Repeat each line exactly, leaving nothing out.

== == ==

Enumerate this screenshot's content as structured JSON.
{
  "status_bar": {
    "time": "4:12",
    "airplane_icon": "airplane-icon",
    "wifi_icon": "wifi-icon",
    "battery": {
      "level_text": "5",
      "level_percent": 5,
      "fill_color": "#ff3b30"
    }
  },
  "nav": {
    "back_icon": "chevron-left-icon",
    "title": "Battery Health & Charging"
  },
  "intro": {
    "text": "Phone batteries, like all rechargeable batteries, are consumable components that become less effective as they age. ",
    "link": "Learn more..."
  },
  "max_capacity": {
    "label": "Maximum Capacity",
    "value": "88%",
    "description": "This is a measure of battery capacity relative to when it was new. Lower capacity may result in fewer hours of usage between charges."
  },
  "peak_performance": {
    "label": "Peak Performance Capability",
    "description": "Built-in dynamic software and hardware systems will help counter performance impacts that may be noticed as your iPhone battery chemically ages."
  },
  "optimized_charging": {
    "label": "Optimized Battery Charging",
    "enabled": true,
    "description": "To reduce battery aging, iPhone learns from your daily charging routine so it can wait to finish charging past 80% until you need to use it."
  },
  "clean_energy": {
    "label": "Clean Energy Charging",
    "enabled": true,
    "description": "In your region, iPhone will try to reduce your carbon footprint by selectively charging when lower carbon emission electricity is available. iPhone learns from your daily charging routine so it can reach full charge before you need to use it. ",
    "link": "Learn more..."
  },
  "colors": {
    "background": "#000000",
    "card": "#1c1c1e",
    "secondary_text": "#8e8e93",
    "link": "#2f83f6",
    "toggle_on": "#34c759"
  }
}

== == ==

#### Written response
Enumerate this screenshot's content as structured JSON.
{
  "status_bar": {
    "time": "4:12",
    "airplane_icon": "airplane-icon",
    "wifi_icon": "wifi-icon",
    "battery": {
      "level_text": "5",
      "level_percent": 5,
      "fill_color": "#ff3b30"
    }
  },
  "nav": {
    "back_icon": "chevron-left-icon",
    "title": "Battery Health & Charging"
  },
  "intro": {
    "text": "Phone batteries, like all rechargeable batteries, are consumable components that become less effective as they age. ",
    "link": "Learn more..."
  },
  "max_capacity": {
    "label": "Maximum Capacity",
    "value": "88%",
    "description": "This is a measure of battery capacity relative to when it was new. Lower capacity may result in fewer hours of usage between charges."
  },
  "peak_performance": {
    "label": "Peak Performance Capability",
    "description": "Built-in dynamic software and hardware systems will help counter performance impacts that may be noticed as your iPhone battery chemically ages."
  },
  "optimized_charging": {
    "label": "Optimized Battery Charging",
    "enabled": true,
    "description": "To reduce battery aging, iPhone learns from your daily charging routine so it can wait to finish charging past 80% until you need to use it."
  },
  "clean_energy": {
    "label": "Clean Energy Charging",
    "enabled": true,
    "description": "In your region, iPhone will try to reduce your carbon footprint by selectively charging when lower carbon emission electricity is available. iPhone learns from your daily charging routine so it can reach full charge before you need to use it. ",
    "link": "Learn more..."
  },
  "colors": {
    "background": "#000000",
    "card": "#1c1c1e",
    "secondary_text": "#8e8e93",
    "link": "#2f83f6",
    "toggle_on": "#34c759"
  }
}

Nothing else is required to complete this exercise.